◆ **Set problem**: Each line of the listing that contains the word "this" is to be copied.

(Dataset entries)

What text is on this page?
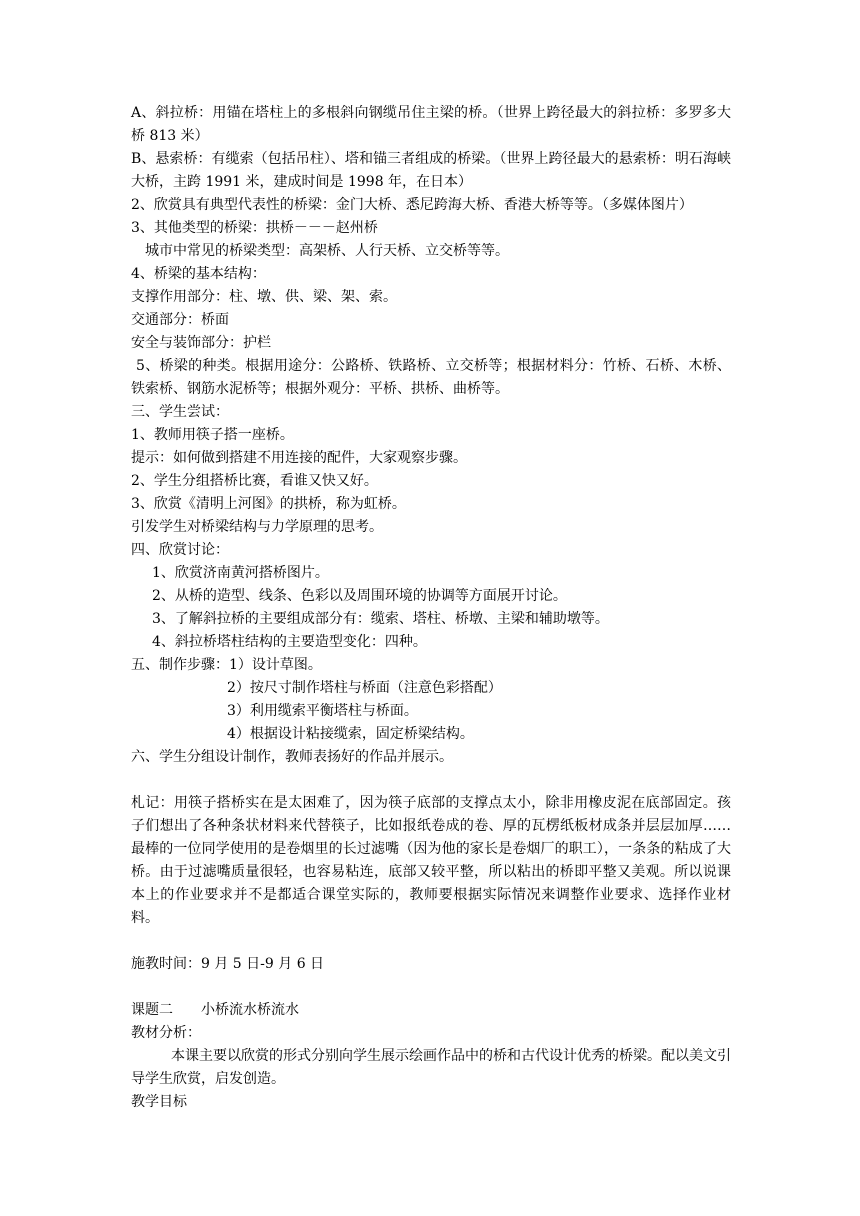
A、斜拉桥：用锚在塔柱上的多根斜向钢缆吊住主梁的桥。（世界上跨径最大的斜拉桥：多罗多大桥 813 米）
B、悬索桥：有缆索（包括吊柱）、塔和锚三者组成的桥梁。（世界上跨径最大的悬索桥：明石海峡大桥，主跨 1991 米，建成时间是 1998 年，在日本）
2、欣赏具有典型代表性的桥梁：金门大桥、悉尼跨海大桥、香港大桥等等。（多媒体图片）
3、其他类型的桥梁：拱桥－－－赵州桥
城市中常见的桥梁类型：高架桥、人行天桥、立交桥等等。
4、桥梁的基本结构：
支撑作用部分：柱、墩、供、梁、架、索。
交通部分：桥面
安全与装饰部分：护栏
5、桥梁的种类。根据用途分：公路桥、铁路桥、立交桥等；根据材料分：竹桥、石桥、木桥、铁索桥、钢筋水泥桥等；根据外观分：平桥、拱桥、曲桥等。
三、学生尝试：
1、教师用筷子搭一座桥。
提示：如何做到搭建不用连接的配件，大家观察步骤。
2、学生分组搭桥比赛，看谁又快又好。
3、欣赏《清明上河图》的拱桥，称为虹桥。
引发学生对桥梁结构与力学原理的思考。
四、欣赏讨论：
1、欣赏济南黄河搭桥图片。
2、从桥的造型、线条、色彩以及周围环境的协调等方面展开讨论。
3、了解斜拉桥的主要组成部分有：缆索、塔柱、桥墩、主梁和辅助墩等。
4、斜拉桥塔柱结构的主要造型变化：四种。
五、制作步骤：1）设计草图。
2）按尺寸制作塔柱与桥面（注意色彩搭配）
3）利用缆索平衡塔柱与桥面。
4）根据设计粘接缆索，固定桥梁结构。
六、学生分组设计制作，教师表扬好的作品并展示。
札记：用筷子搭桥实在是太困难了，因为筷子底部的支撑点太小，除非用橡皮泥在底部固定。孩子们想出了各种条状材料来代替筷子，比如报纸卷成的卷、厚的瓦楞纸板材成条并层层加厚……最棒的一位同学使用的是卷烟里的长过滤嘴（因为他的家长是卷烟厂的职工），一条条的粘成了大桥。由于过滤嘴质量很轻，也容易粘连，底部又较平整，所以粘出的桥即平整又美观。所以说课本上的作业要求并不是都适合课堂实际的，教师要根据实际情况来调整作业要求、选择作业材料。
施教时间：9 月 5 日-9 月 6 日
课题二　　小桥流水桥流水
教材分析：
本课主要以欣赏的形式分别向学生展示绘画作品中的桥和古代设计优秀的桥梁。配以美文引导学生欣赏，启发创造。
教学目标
* * *
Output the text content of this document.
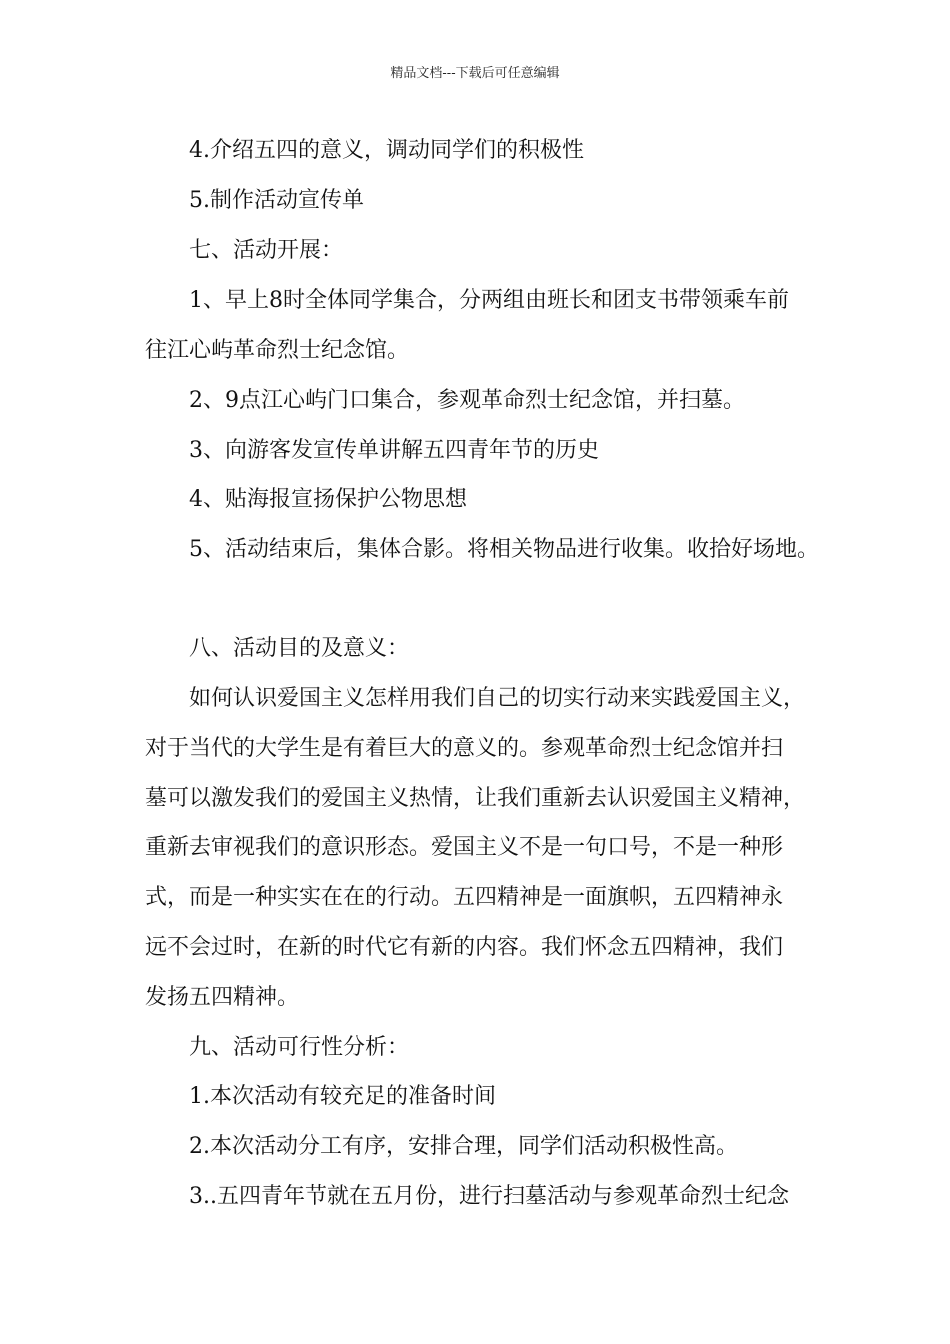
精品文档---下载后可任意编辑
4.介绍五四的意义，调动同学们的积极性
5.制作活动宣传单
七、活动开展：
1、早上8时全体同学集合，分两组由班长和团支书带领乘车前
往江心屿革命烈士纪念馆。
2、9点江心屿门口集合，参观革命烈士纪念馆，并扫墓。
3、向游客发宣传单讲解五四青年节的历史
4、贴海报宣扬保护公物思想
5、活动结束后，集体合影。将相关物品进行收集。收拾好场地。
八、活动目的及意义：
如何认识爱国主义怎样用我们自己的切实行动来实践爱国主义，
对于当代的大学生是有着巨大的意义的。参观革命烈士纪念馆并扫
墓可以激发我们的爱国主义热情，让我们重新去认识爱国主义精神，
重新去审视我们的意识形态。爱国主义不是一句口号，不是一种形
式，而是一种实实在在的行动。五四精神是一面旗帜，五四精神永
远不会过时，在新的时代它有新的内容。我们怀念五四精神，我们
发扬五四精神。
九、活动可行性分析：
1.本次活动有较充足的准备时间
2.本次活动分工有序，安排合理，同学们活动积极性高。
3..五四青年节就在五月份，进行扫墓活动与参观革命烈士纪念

◆ **Exercise response**:
What text is on this page?
Output the text content of this document.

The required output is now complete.